- **STATED GOAL**
Locate the string "JSON" in the records below. Copy every line where it occurs.

[start of PROVIDED RECORDS]

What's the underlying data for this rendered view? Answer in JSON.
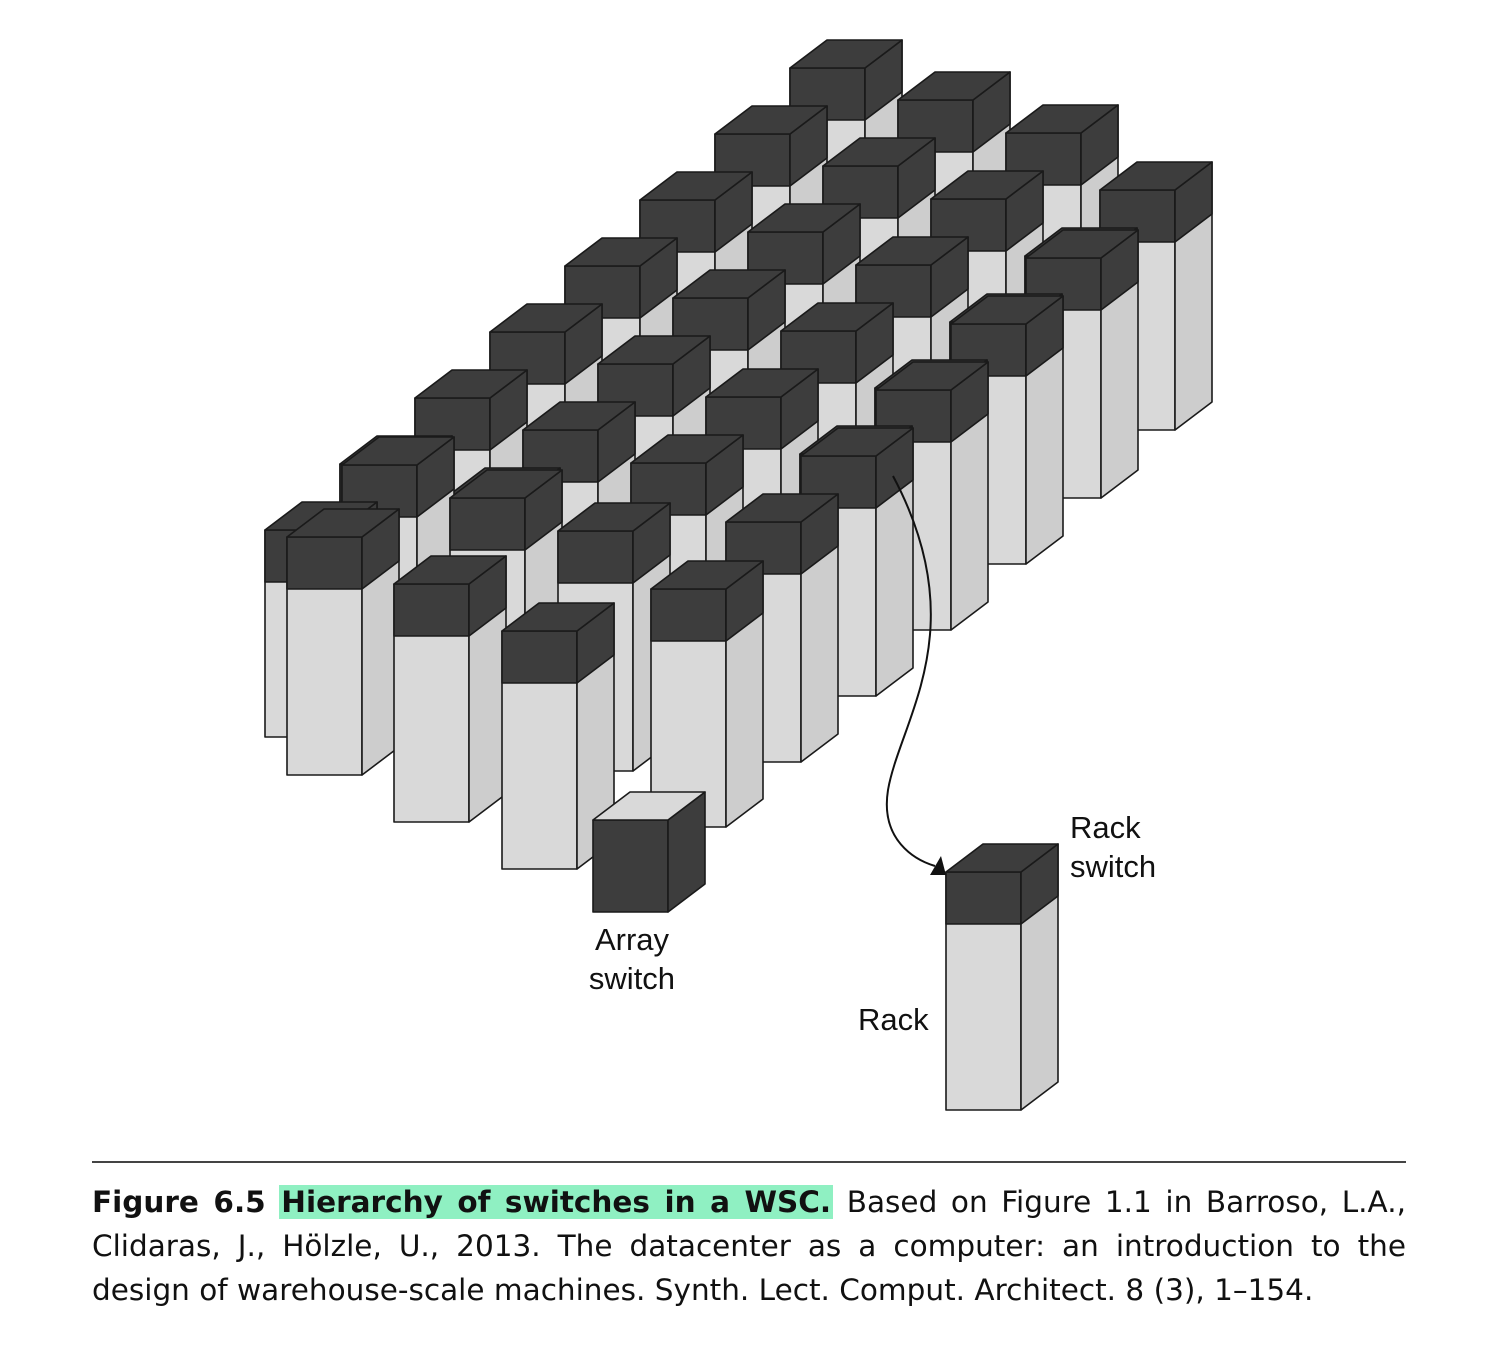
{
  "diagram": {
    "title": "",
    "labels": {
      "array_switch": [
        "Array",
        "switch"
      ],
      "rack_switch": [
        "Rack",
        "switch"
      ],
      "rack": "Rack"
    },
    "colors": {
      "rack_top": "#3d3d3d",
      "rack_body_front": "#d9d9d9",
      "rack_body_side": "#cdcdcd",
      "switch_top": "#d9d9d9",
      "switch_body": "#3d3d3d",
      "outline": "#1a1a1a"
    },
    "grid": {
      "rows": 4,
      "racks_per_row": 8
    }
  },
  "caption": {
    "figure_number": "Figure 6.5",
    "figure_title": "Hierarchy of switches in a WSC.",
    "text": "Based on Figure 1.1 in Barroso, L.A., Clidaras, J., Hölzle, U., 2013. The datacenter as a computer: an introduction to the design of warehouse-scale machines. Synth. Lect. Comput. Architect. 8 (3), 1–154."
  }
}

[end of PROVIDED RECORDS]
[start of PROVIDED RECORDS]

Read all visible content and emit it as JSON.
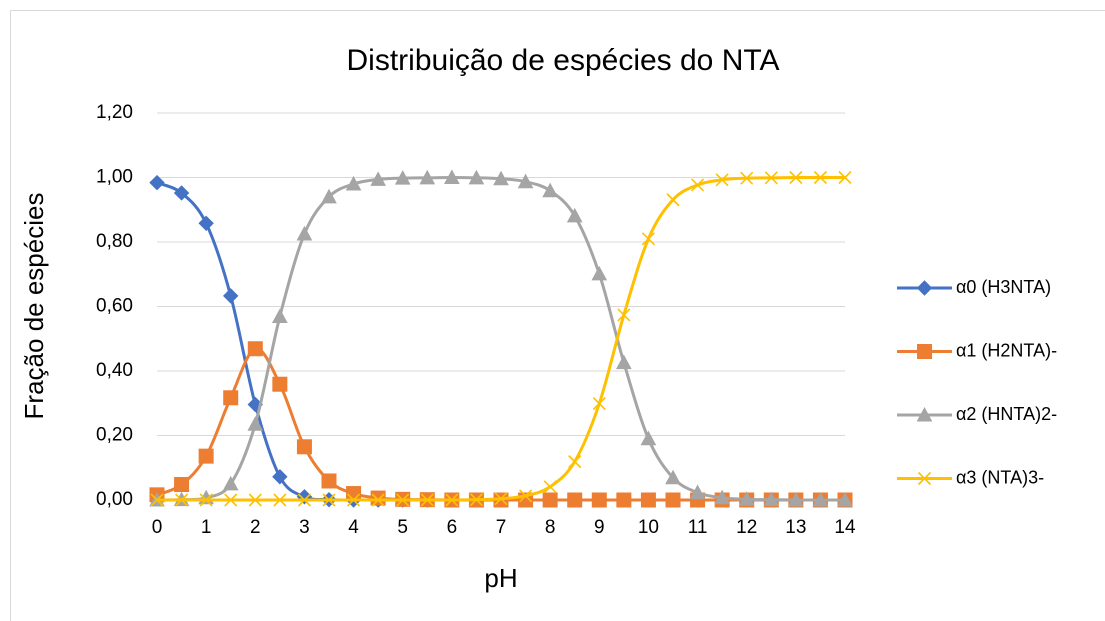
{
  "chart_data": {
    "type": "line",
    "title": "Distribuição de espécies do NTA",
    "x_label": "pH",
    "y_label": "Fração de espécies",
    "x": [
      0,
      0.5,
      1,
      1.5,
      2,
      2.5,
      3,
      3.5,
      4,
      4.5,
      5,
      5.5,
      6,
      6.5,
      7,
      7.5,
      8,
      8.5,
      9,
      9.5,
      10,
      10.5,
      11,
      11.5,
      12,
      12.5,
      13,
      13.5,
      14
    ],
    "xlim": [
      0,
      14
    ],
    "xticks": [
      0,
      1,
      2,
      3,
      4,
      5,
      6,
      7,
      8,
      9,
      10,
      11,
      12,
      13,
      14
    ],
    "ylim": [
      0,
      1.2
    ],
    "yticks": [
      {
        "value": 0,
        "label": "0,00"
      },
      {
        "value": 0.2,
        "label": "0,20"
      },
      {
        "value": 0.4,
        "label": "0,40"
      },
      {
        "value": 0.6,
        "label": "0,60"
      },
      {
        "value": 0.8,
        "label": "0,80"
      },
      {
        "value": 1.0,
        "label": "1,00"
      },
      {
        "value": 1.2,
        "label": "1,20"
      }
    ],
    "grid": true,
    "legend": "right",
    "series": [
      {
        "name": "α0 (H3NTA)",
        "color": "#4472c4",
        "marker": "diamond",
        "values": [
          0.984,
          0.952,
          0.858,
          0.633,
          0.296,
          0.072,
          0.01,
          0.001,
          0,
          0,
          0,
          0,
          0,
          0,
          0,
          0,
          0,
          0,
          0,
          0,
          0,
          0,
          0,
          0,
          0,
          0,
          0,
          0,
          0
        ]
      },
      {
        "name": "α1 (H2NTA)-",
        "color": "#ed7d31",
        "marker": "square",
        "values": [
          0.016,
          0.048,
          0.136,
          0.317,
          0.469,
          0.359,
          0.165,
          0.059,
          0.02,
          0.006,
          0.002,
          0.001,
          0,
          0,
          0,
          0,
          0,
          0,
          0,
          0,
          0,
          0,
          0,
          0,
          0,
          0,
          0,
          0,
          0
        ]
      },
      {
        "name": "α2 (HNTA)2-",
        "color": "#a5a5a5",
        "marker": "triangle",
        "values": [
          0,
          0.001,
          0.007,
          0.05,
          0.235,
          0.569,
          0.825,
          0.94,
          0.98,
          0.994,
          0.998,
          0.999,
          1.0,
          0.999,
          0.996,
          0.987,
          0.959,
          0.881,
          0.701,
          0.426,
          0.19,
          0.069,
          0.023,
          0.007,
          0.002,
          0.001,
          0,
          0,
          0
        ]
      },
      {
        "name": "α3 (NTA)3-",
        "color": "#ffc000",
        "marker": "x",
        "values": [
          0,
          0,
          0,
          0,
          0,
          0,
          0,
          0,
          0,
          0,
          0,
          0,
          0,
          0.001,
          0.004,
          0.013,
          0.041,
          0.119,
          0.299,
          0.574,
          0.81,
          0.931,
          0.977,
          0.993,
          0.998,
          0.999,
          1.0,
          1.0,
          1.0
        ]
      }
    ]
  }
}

[end of PROVIDED RECORDS]

- **RESPONSE**
What's the underlying data for this rendered view? Answer in JSON.
Read all visible content and emit it as JSON.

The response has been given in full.